__WHAT TO DO__.
Extract the entries in their exact form.

__RECORDS SUPPLIED__.

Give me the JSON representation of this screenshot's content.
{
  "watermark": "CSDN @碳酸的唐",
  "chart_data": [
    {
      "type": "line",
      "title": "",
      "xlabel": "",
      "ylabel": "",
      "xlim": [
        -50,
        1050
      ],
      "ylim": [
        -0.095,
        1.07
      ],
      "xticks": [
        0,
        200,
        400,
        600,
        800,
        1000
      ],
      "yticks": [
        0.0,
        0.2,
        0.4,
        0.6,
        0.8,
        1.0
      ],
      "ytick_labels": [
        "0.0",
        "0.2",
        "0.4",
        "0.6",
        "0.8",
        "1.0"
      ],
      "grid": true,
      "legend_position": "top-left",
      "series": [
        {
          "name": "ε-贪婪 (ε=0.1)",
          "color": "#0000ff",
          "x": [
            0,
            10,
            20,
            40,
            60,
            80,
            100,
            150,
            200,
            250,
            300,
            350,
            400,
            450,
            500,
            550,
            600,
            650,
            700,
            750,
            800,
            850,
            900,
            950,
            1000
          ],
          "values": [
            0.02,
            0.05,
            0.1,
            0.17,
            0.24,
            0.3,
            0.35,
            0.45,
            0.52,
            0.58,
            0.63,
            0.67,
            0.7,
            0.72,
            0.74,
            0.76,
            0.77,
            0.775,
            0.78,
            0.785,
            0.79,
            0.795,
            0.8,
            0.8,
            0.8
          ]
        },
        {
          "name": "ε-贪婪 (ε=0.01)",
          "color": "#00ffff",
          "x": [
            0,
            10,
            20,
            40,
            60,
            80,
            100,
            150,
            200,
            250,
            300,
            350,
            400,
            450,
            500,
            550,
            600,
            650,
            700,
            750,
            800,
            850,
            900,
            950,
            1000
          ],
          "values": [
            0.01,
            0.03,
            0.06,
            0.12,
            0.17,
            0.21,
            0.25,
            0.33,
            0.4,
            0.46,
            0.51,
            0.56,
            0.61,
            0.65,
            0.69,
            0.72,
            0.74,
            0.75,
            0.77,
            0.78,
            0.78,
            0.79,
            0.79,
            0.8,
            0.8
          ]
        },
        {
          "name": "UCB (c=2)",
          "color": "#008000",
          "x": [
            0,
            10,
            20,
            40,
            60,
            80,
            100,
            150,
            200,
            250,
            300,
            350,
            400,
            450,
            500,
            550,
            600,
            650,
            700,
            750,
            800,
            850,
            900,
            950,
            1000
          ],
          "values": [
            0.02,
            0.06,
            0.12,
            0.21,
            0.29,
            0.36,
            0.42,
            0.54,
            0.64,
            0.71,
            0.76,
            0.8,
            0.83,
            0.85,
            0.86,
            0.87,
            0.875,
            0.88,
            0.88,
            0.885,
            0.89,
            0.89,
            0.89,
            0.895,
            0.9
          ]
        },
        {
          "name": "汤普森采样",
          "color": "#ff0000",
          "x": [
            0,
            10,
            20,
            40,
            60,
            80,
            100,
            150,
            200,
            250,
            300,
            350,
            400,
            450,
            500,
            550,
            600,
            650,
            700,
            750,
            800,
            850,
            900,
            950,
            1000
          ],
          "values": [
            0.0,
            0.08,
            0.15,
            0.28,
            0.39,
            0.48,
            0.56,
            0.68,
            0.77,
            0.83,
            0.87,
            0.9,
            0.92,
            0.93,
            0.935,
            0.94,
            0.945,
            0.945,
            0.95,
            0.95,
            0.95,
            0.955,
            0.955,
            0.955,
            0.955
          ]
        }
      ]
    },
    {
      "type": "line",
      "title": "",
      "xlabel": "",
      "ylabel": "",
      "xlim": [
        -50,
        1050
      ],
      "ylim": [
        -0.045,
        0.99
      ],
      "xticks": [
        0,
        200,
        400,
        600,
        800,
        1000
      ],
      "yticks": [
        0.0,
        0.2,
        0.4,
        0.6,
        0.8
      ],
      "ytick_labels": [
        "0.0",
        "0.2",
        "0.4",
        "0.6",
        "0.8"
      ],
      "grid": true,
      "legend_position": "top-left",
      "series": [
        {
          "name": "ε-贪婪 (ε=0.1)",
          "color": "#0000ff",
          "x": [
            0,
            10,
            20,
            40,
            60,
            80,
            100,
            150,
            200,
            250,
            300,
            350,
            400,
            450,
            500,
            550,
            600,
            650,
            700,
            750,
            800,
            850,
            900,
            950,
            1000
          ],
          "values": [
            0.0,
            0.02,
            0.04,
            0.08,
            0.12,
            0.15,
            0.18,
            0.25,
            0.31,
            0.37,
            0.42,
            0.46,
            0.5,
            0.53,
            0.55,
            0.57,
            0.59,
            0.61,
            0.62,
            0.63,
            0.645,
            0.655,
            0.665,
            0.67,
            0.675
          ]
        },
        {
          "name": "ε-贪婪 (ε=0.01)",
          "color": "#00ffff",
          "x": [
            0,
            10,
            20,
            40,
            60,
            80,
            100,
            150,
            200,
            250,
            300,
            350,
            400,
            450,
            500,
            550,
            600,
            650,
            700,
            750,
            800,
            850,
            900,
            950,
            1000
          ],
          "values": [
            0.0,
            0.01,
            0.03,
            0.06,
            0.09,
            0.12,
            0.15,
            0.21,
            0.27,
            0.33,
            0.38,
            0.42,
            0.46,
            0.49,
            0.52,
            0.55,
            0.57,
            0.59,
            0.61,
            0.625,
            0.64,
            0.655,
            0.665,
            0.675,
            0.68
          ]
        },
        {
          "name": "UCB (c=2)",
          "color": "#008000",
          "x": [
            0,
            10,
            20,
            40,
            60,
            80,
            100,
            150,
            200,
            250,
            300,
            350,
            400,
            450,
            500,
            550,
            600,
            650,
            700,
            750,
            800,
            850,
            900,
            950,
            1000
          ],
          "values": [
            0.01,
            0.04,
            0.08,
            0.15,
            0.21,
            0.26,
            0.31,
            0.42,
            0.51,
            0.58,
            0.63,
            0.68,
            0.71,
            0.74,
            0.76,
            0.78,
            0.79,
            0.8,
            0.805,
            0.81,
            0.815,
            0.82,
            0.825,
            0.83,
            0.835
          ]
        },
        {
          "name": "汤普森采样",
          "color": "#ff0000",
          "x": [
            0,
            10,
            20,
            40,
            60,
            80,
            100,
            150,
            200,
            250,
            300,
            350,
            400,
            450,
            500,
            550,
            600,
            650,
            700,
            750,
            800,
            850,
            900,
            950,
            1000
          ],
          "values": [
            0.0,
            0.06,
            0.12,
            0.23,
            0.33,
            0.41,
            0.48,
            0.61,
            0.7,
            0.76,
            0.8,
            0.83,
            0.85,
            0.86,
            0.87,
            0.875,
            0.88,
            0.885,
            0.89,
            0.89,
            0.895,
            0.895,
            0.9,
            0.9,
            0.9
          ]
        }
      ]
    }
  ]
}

__WRITTEN ANSWER__.
Give me the JSON representation of this screenshot's content.
{
  "watermark": "CSDN @碳酸的唐",
  "chart_data": [
    {
      "type": "line",
      "title": "",
      "xlabel": "",
      "ylabel": "",
      "xlim": [
        -50,
        1050
      ],
      "ylim": [
        -0.095,
        1.07
      ],
      "xticks": [
        0,
        200,
        400,
        600,
        800,
        1000
      ],
      "yticks": [
        0.0,
        0.2,
        0.4,
        0.6,
        0.8,
        1.0
      ],
      "ytick_labels": [
        "0.0",
        "0.2",
        "0.4",
        "0.6",
        "0.8",
        "1.0"
      ],
      "grid": true,
      "legend_position": "top-left",
      "series": [
        {
          "name": "ε-贪婪 (ε=0.1)",
          "color": "#0000ff",
          "x": [
            0,
            10,
            20,
            40,
            60,
            80,
            100,
            150,
            200,
            250,
            300,
            350,
            400,
            450,
            500,
            550,
            600,
            650,
            700,
            750,
            800,
            850,
            900,
            950,
            1000
          ],
          "values": [
            0.02,
            0.05,
            0.1,
            0.17,
            0.24,
            0.3,
            0.35,
            0.45,
            0.52,
            0.58,
            0.63,
            0.67,
            0.7,
            0.72,
            0.74,
            0.76,
            0.77,
            0.775,
            0.78,
            0.785,
            0.79,
            0.795,
            0.8,
            0.8,
            0.8
          ]
        },
        {
          "name": "ε-贪婪 (ε=0.01)",
          "color": "#00ffff",
          "x": [
            0,
            10,
            20,
            40,
            60,
            80,
            100,
            150,
            200,
            250,
            300,
            350,
            400,
            450,
            500,
            550,
            600,
            650,
            700,
            750,
            800,
            850,
            900,
            950,
            1000
          ],
          "values": [
            0.01,
            0.03,
            0.06,
            0.12,
            0.17,
            0.21,
            0.25,
            0.33,
            0.4,
            0.46,
            0.51,
            0.56,
            0.61,
            0.65,
            0.69,
            0.72,
            0.74,
            0.75,
            0.77,
            0.78,
            0.78,
            0.79,
            0.79,
            0.8,
            0.8
          ]
        },
        {
          "name": "UCB (c=2)",
          "color": "#008000",
          "x": [
            0,
            10,
            20,
            40,
            60,
            80,
            100,
            150,
            200,
            250,
            300,
            350,
            400,
            450,
            500,
            550,
            600,
            650,
            700,
            750,
            800,
            850,
            900,
            950,
            1000
          ],
          "values": [
            0.02,
            0.06,
            0.12,
            0.21,
            0.29,
            0.36,
            0.42,
            0.54,
            0.64,
            0.71,
            0.76,
            0.8,
            0.83,
            0.85,
            0.86,
            0.87,
            0.875,
            0.88,
            0.88,
            0.885,
            0.89,
            0.89,
            0.89,
            0.895,
            0.9
          ]
        },
        {
          "name": "汤普森采样",
          "color": "#ff0000",
          "x": [
            0,
            10,
            20,
            40,
            60,
            80,
            100,
            150,
            200,
            250,
            300,
            350,
            400,
            450,
            500,
            550,
            600,
            650,
            700,
            750,
            800,
            850,
            900,
            950,
            1000
          ],
          "values": [
            0.0,
            0.08,
            0.15,
            0.28,
            0.39,
            0.48,
            0.56,
            0.68,
            0.77,
            0.83,
            0.87,
            0.9,
            0.92,
            0.93,
            0.935,
            0.94,
            0.945,
            0.945,
            0.95,
            0.95,
            0.95,
            0.955,
            0.955,
            0.955,
            0.955
          ]
        }
      ]
    },
    {
      "type": "line",
      "title": "",
      "xlabel": "",
      "ylabel": "",
      "xlim": [
        -50,
        1050
      ],
      "ylim": [
        -0.045,
        0.99
      ],
      "xticks": [
        0,
        200,
        400,
        600,
        800,
        1000
      ],
      "yticks": [
        0.0,
        0.2,
        0.4,
        0.6,
        0.8
      ],
      "ytick_labels": [
        "0.0",
        "0.2",
        "0.4",
        "0.6",
        "0.8"
      ],
      "grid": true,
      "legend_position": "top-left",
      "series": [
        {
          "name": "ε-贪婪 (ε=0.1)",
          "color": "#0000ff",
          "x": [
            0,
            10,
            20,
            40,
            60,
            80,
            100,
            150,
            200,
            250,
            300,
            350,
            400,
            450,
            500,
            550,
            600,
            650,
            700,
            750,
            800,
            850,
            900,
            950,
            1000
          ],
          "values": [
            0.0,
            0.02,
            0.04,
            0.08,
            0.12,
            0.15,
            0.18,
            0.25,
            0.31,
            0.37,
            0.42,
            0.46,
            0.5,
            0.53,
            0.55,
            0.57,
            0.59,
            0.61,
            0.62,
            0.63,
            0.645,
            0.655,
            0.665,
            0.67,
            0.675
          ]
        },
        {
          "name": "ε-贪婪 (ε=0.01)",
          "color": "#00ffff",
          "x": [
            0,
            10,
            20,
            40,
            60,
            80,
            100,
            150,
            200,
            250,
            300,
            350,
            400,
            450,
            500,
            550,
            600,
            650,
            700,
            750,
            800,
            850,
            900,
            950,
            1000
          ],
          "values": [
            0.0,
            0.01,
            0.03,
            0.06,
            0.09,
            0.12,
            0.15,
            0.21,
            0.27,
            0.33,
            0.38,
            0.42,
            0.46,
            0.49,
            0.52,
            0.55,
            0.57,
            0.59,
            0.61,
            0.625,
            0.64,
            0.655,
            0.665,
            0.675,
            0.68
          ]
        },
        {
          "name": "UCB (c=2)",
          "color": "#008000",
          "x": [
            0,
            10,
            20,
            40,
            60,
            80,
            100,
            150,
            200,
            250,
            300,
            350,
            400,
            450,
            500,
            550,
            600,
            650,
            700,
            750,
            800,
            850,
            900,
            950,
            1000
          ],
          "values": [
            0.01,
            0.04,
            0.08,
            0.15,
            0.21,
            0.26,
            0.31,
            0.42,
            0.51,
            0.58,
            0.63,
            0.68,
            0.71,
            0.74,
            0.76,
            0.78,
            0.79,
            0.8,
            0.805,
            0.81,
            0.815,
            0.82,
            0.825,
            0.83,
            0.835
          ]
        },
        {
          "name": "汤普森采样",
          "color": "#ff0000",
          "x": [
            0,
            10,
            20,
            40,
            60,
            80,
            100,
            150,
            200,
            250,
            300,
            350,
            400,
            450,
            500,
            550,
            600,
            650,
            700,
            750,
            800,
            850,
            900,
            950,
            1000
          ],
          "values": [
            0.0,
            0.06,
            0.12,
            0.23,
            0.33,
            0.41,
            0.48,
            0.61,
            0.7,
            0.76,
            0.8,
            0.83,
            0.85,
            0.86,
            0.87,
            0.875,
            0.88,
            0.885,
            0.89,
            0.89,
            0.895,
            0.895,
            0.9,
            0.9,
            0.9
          ]
        }
      ]
    }
  ]
}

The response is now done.